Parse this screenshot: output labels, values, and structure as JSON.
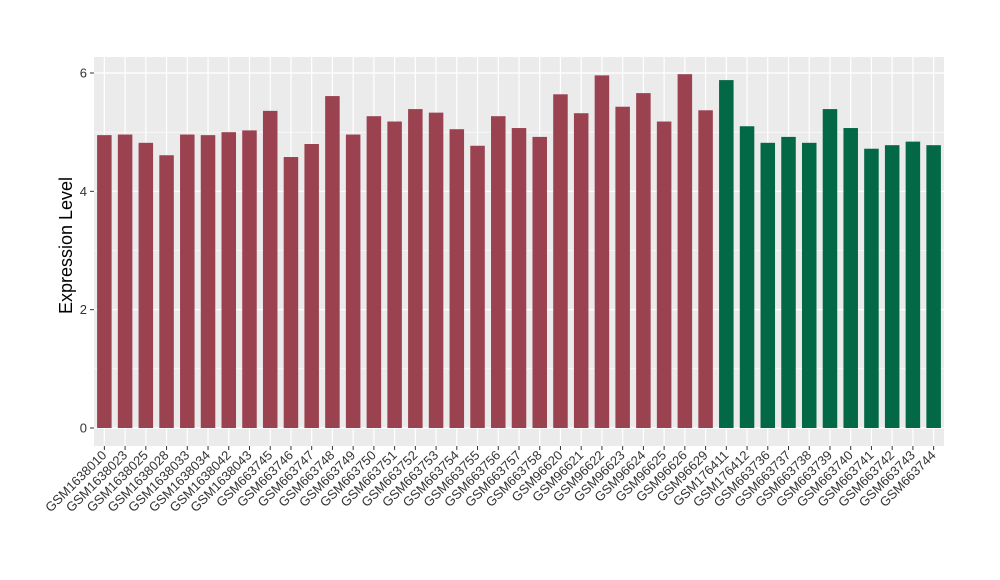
{
  "chart_data": {
    "type": "bar",
    "title": "",
    "xlabel": "",
    "ylabel": "Expression Level",
    "ylim": [
      0,
      6.25
    ],
    "yticks": [
      0,
      2,
      4,
      6
    ],
    "grid": true,
    "colors": {
      "panel": "#EBEBEB",
      "grid": "#FFFFFF",
      "group1": "#9B4250",
      "group2": "#036846"
    },
    "categories": [
      "GSM1638010",
      "GSM1638023",
      "GSM1638025",
      "GSM1638028",
      "GSM1638033",
      "GSM1638034",
      "GSM1638042",
      "GSM1638043",
      "GSM663745",
      "GSM663746",
      "GSM663747",
      "GSM663748",
      "GSM663749",
      "GSM663750",
      "GSM663751",
      "GSM663752",
      "GSM663753",
      "GSM663754",
      "GSM663755",
      "GSM663756",
      "GSM663757",
      "GSM663758",
      "GSM96620",
      "GSM96621",
      "GSM96622",
      "GSM96623",
      "GSM96624",
      "GSM96625",
      "GSM96626",
      "GSM96629",
      "GSM176411",
      "GSM176412",
      "GSM663736",
      "GSM663737",
      "GSM663738",
      "GSM663739",
      "GSM663740",
      "GSM663741",
      "GSM663742",
      "GSM663743",
      "GSM663744"
    ],
    "values": [
      4.95,
      4.96,
      4.82,
      4.61,
      4.96,
      4.95,
      5.0,
      5.03,
      5.36,
      4.58,
      4.8,
      5.61,
      4.96,
      5.27,
      5.18,
      5.39,
      5.33,
      5.05,
      4.77,
      5.27,
      5.07,
      4.92,
      5.64,
      5.32,
      5.96,
      5.43,
      5.66,
      5.18,
      5.98,
      5.37,
      5.88,
      5.1,
      4.82,
      4.92,
      4.82,
      5.39,
      5.07,
      4.72,
      4.78,
      4.84,
      4.78
    ],
    "groups": [
      1,
      1,
      1,
      1,
      1,
      1,
      1,
      1,
      1,
      1,
      1,
      1,
      1,
      1,
      1,
      1,
      1,
      1,
      1,
      1,
      1,
      1,
      1,
      1,
      1,
      1,
      1,
      1,
      1,
      1,
      2,
      2,
      2,
      2,
      2,
      2,
      2,
      2,
      2,
      2,
      2
    ]
  }
}
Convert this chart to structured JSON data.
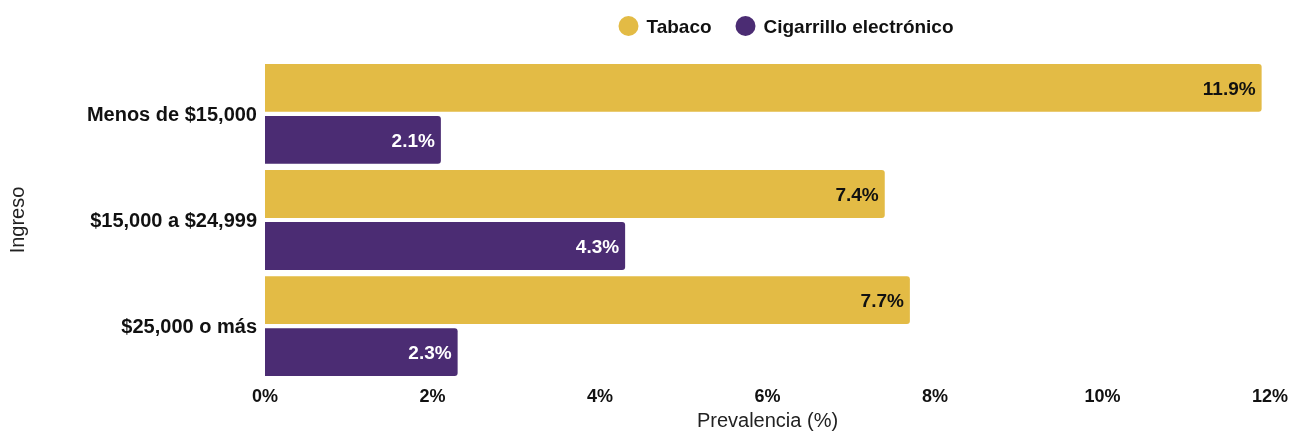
{
  "chart_data": {
    "type": "bar",
    "orientation": "horizontal",
    "categories": [
      "Menos de $15,000",
      "$15,000 a $24,999",
      "$25,000 o más"
    ],
    "series": [
      {
        "name": "Tabaco",
        "color": "#e3bb45",
        "values": [
          11.9,
          7.4,
          7.7
        ],
        "value_labels": [
          "11.9%",
          "7.4%",
          "7.7%"
        ]
      },
      {
        "name": "Cigarrillo electrónico",
        "color": "#4b2c73",
        "values": [
          2.1,
          4.3,
          2.3
        ],
        "value_labels": [
          "2.1%",
          "4.3%",
          "2.3%"
        ]
      }
    ],
    "xlim": [
      0,
      12
    ],
    "xticks": [
      {
        "value": 0,
        "label": "0%"
      },
      {
        "value": 2,
        "label": "2%"
      },
      {
        "value": 4,
        "label": "4%"
      },
      {
        "value": 6,
        "label": "6%"
      },
      {
        "value": 8,
        "label": "8%"
      },
      {
        "value": 10,
        "label": "10%"
      },
      {
        "value": 12,
        "label": "12%"
      }
    ],
    "xlabel": "Prevalencia (%)",
    "ylabel": "Ingreso",
    "legend": "top",
    "grid": false
  }
}
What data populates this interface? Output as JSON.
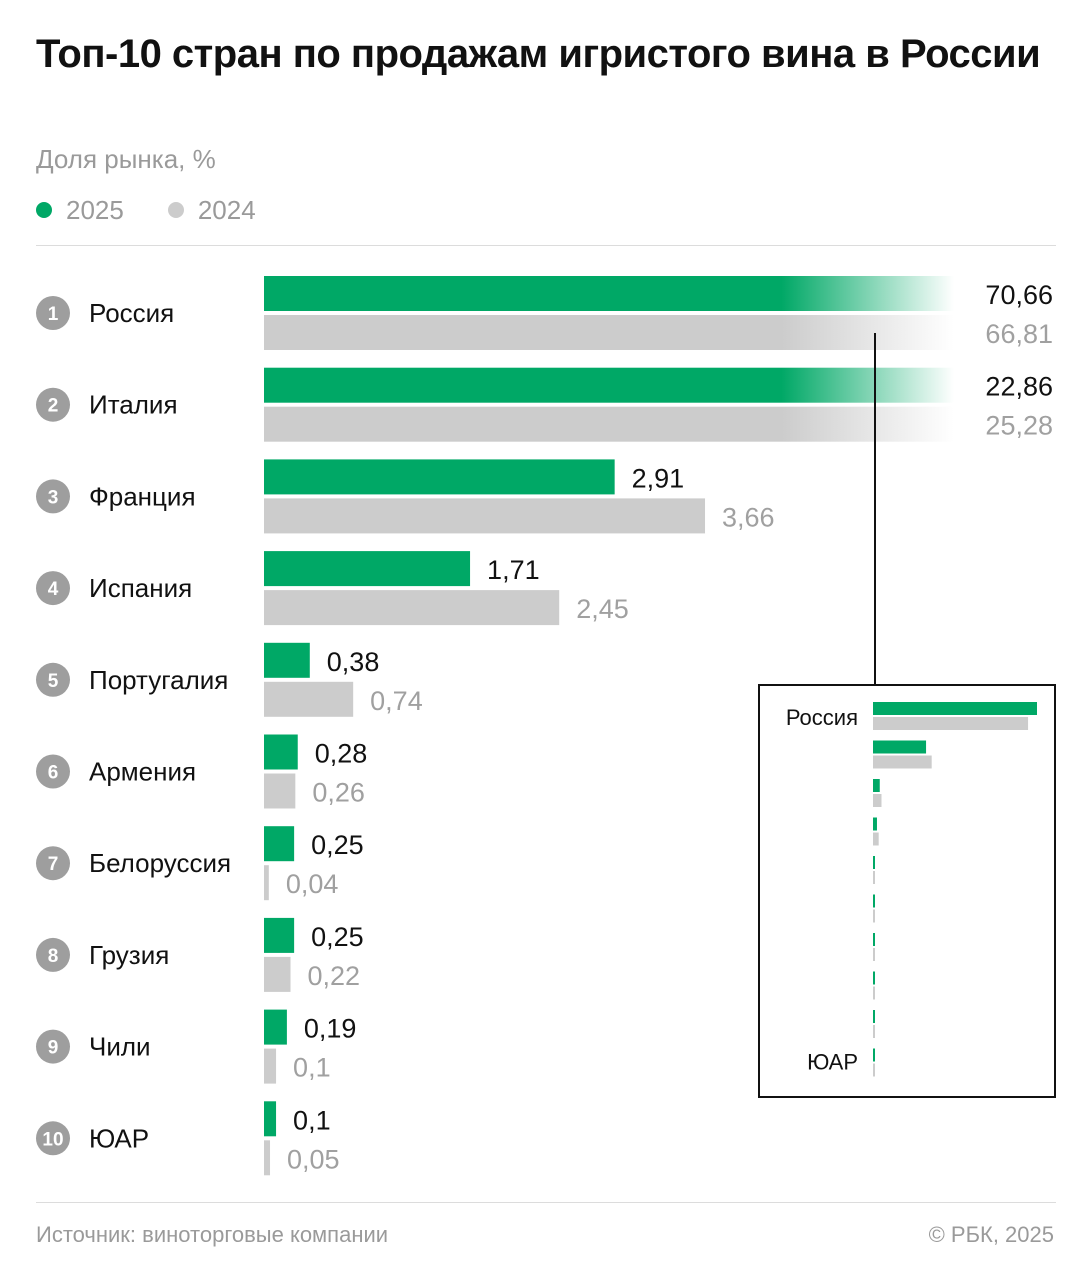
{
  "header": {
    "title": "Топ-10 стран по продажам игристого вина в России",
    "subtitle": "Доля рынка, %"
  },
  "legend": [
    {
      "label": "2025",
      "color": "#00a866"
    },
    {
      "label": "2024",
      "color": "#cccccc"
    }
  ],
  "chart_data": {
    "type": "bar",
    "orientation": "horizontal",
    "title": "Топ-10 стран по продажам игристого вина в России",
    "subtitle": "Доля рынка, %",
    "categories": [
      "Россия",
      "Италия",
      "Франция",
      "Испания",
      "Португалия",
      "Армения",
      "Белоруссия",
      "Грузия",
      "Чили",
      "ЮАР"
    ],
    "ranks": [
      "1",
      "2",
      "3",
      "4",
      "5",
      "6",
      "7",
      "8",
      "9",
      "10"
    ],
    "series": [
      {
        "name": "2025",
        "color": "#00a866",
        "values": [
          70.66,
          22.86,
          2.91,
          1.71,
          0.38,
          0.28,
          0.25,
          0.25,
          0.19,
          0.1
        ],
        "labels": [
          "70,66",
          "22,86",
          "2,91",
          "1,71",
          "0,38",
          "0,28",
          "0,25",
          "0,25",
          "0,19",
          "0,1"
        ]
      },
      {
        "name": "2024",
        "color": "#cccccc",
        "values": [
          66.81,
          25.28,
          3.66,
          2.45,
          0.74,
          0.26,
          0.04,
          0.22,
          0.1,
          0.05
        ],
        "labels": [
          "66,81",
          "25,28",
          "3,66",
          "2,45",
          "0,74",
          "0,26",
          "0,04",
          "0,22",
          "0,1",
          "0,05"
        ]
      }
    ],
    "main_scale_max": 4.0,
    "truncated_categories": [
      "Россия",
      "Италия"
    ],
    "inset": {
      "first_label": "Россия",
      "last_label": "ЮАР",
      "scale_max": 70.66
    },
    "legend_position": "top-left",
    "grid": false
  },
  "footer": {
    "source": "Источник: виноторговые компании",
    "copyright": "© РБК, 2025"
  },
  "colors": {
    "green": "#00a866",
    "grey_bar": "#cccccc",
    "rank_circle": "#9e9e9e",
    "value_2025": "#111111",
    "value_2024": "#a0a0a0"
  }
}
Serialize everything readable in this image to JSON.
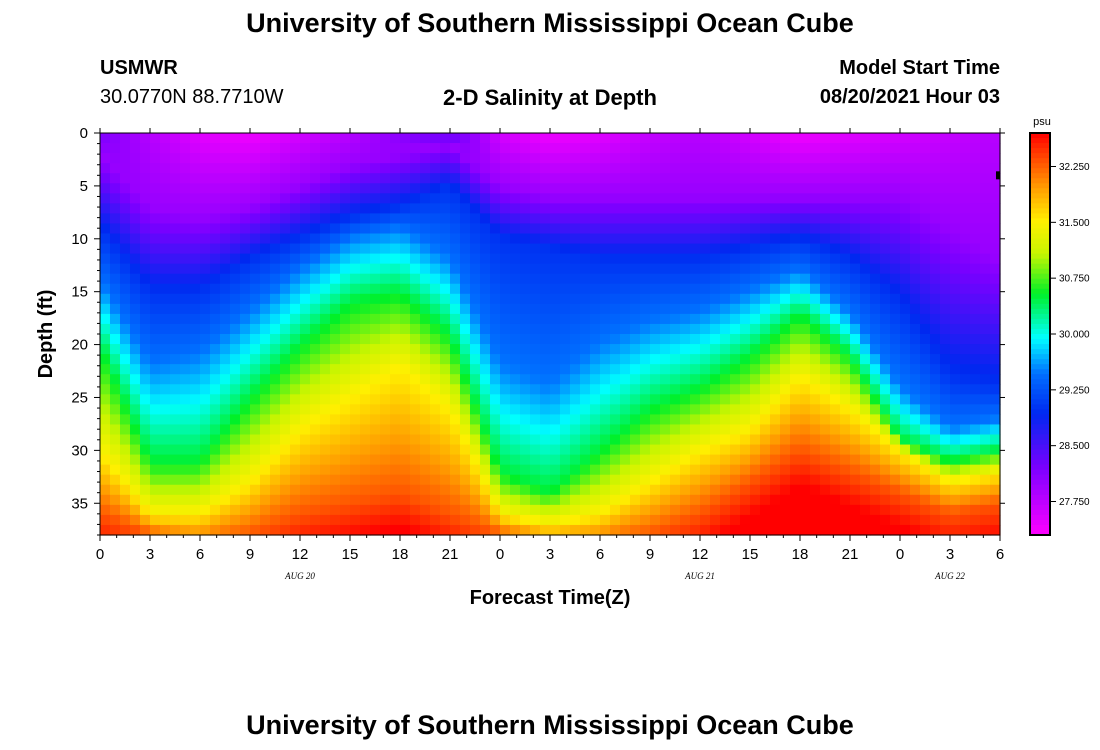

Work instructions
Repeat the material above verbatim. Leave the pictures behind.

Answer to the task
Parse this screenshot: output labels, values, and structure as JSON.
{
  "chart_data": {
    "type": "bar",
    "title": "",
    "xlabel": "",
    "ylabel": "Expression Level",
    "ylim": [
      0,
      6.25
    ],
    "yticks": [
      0,
      2,
      4,
      6
    ],
    "grid": true,
    "colors": {
      "panel": "#EBEBEB",
      "grid": "#FFFFFF",
      "group1": "#9B4250",
      "group2": "#036846"
    },
    "categories": [
      "GSM1638010",
      "GSM1638023",
      "GSM1638025",
      "GSM1638028",
      "GSM1638033",
      "GSM1638034",
      "GSM1638042",
      "GSM1638043",
      "GSM663745",
      "GSM663746",
      "GSM663747",
      "GSM663748",
      "GSM663749",
      "GSM663750",
      "GSM663751",
      "GSM663752",
      "GSM663753",
      "GSM663754",
      "GSM663755",
      "GSM663756",
      "GSM663757",
      "GSM663758",
      "GSM96620",
      "GSM96621",
      "GSM96622",
      "GSM96623",
      "GSM96624",
      "GSM96625",
      "GSM96626",
      "GSM96629",
      "GSM176411",
      "GSM176412",
      "GSM663736",
      "GSM663737",
      "GSM663738",
      "GSM663739",
      "GSM663740",
      "GSM663741",
      "GSM663742",
      "GSM663743",
      "GSM663744"
    ],
    "values": [
      4.95,
      4.96,
      4.82,
      4.61,
      4.96,
      4.95,
      5.0,
      5.03,
      5.36,
      4.58,
      4.8,
      5.61,
      4.96,
      5.27,
      5.18,
      5.39,
      5.33,
      5.05,
      4.77,
      5.27,
      5.07,
      4.92,
      5.64,
      5.32,
      5.96,
      5.43,
      5.66,
      5.18,
      5.98,
      5.37,
      5.88,
      5.1,
      4.82,
      4.92,
      4.82,
      5.39,
      5.07,
      4.72,
      4.78,
      4.84,
      4.78
    ],
    "groups": [
      1,
      1,
      1,
      1,
      1,
      1,
      1,
      1,
      1,
      1,
      1,
      1,
      1,
      1,
      1,
      1,
      1,
      1,
      1,
      1,
      1,
      1,
      1,
      1,
      1,
      1,
      1,
      1,
      1,
      1,
      2,
      2,
      2,
      2,
      2,
      2,
      2,
      2,
      2,
      2,
      2
    ]
  }
}
Convert this chart to structured JSON data.
{
  "chart_data": {
    "type": "bar",
    "orientation": "horizontal",
    "categories": [
      "Menos de $15,000",
      "$15,000 a $24,999",
      "$25,000 o más"
    ],
    "series": [
      {
        "name": "Tabaco",
        "color": "#e3bb45",
        "values": [
          11.9,
          7.4,
          7.7
        ],
        "value_labels": [
          "11.9%",
          "7.4%",
          "7.7%"
        ]
      },
      {
        "name": "Cigarrillo electrónico",
        "color": "#4b2c73",
        "values": [
          2.1,
          4.3,
          2.3
        ],
        "value_labels": [
          "2.1%",
          "4.3%",
          "2.3%"
        ]
      }
    ],
    "xlim": [
      0,
      12
    ],
    "xticks": [
      {
        "value": 0,
        "label": "0%"
      },
      {
        "value": 2,
        "label": "2%"
      },
      {
        "value": 4,
        "label": "4%"
      },
      {
        "value": 6,
        "label": "6%"
      },
      {
        "value": 8,
        "label": "8%"
      },
      {
        "value": 10,
        "label": "10%"
      },
      {
        "value": 12,
        "label": "12%"
      }
    ],
    "xlabel": "Prevalencia (%)",
    "ylabel": "Ingreso",
    "legend": "top",
    "grid": false
  }
}
What data populates this interface? Output as JSON.
{
  "header": {
    "title": "Топ-10 стран по продажам игристого вина в России",
    "subtitle": "Доля рынка, %"
  },
  "legend": [
    {
      "label": "2025",
      "color": "#00a866"
    },
    {
      "label": "2024",
      "color": "#cccccc"
    }
  ],
  "chart_data": {
    "type": "bar",
    "orientation": "horizontal",
    "title": "Топ-10 стран по продажам игристого вина в России",
    "subtitle": "Доля рынка, %",
    "categories": [
      "Россия",
      "Италия",
      "Франция",
      "Испания",
      "Португалия",
      "Армения",
      "Белоруссия",
      "Грузия",
      "Чили",
      "ЮАР"
    ],
    "ranks": [
      "1",
      "2",
      "3",
      "4",
      "5",
      "6",
      "7",
      "8",
      "9",
      "10"
    ],
    "series": [
      {
        "name": "2025",
        "color": "#00a866",
        "values": [
          70.66,
          22.86,
          2.91,
          1.71,
          0.38,
          0.28,
          0.25,
          0.25,
          0.19,
          0.1
        ],
        "labels": [
          "70,66",
          "22,86",
          "2,91",
          "1,71",
          "0,38",
          "0,28",
          "0,25",
          "0,25",
          "0,19",
          "0,1"
        ]
      },
      {
        "name": "2024",
        "color": "#cccccc",
        "values": [
          66.81,
          25.28,
          3.66,
          2.45,
          0.74,
          0.26,
          0.04,
          0.22,
          0.1,
          0.05
        ],
        "labels": [
          "66,81",
          "25,28",
          "3,66",
          "2,45",
          "0,74",
          "0,26",
          "0,04",
          "0,22",
          "0,1",
          "0,05"
        ]
      }
    ],
    "main_scale_max": 4.0,
    "truncated_categories": [
      "Россия",
      "Италия"
    ],
    "inset": {
      "first_label": "Россия",
      "last_label": "ЮАР",
      "scale_max": 70.66
    },
    "legend_position": "top-left",
    "grid": false
  },
  "footer": {
    "source": "Источник: виноторговые компании",
    "copyright": "© РБК, 2025"
  },
  "colors": {
    "green": "#00a866",
    "grey_bar": "#cccccc",
    "rank_circle": "#9e9e9e",
    "value_2025": "#111111",
    "value_2024": "#a0a0a0"
  }
}
Serialize everything readable in this image to JSON.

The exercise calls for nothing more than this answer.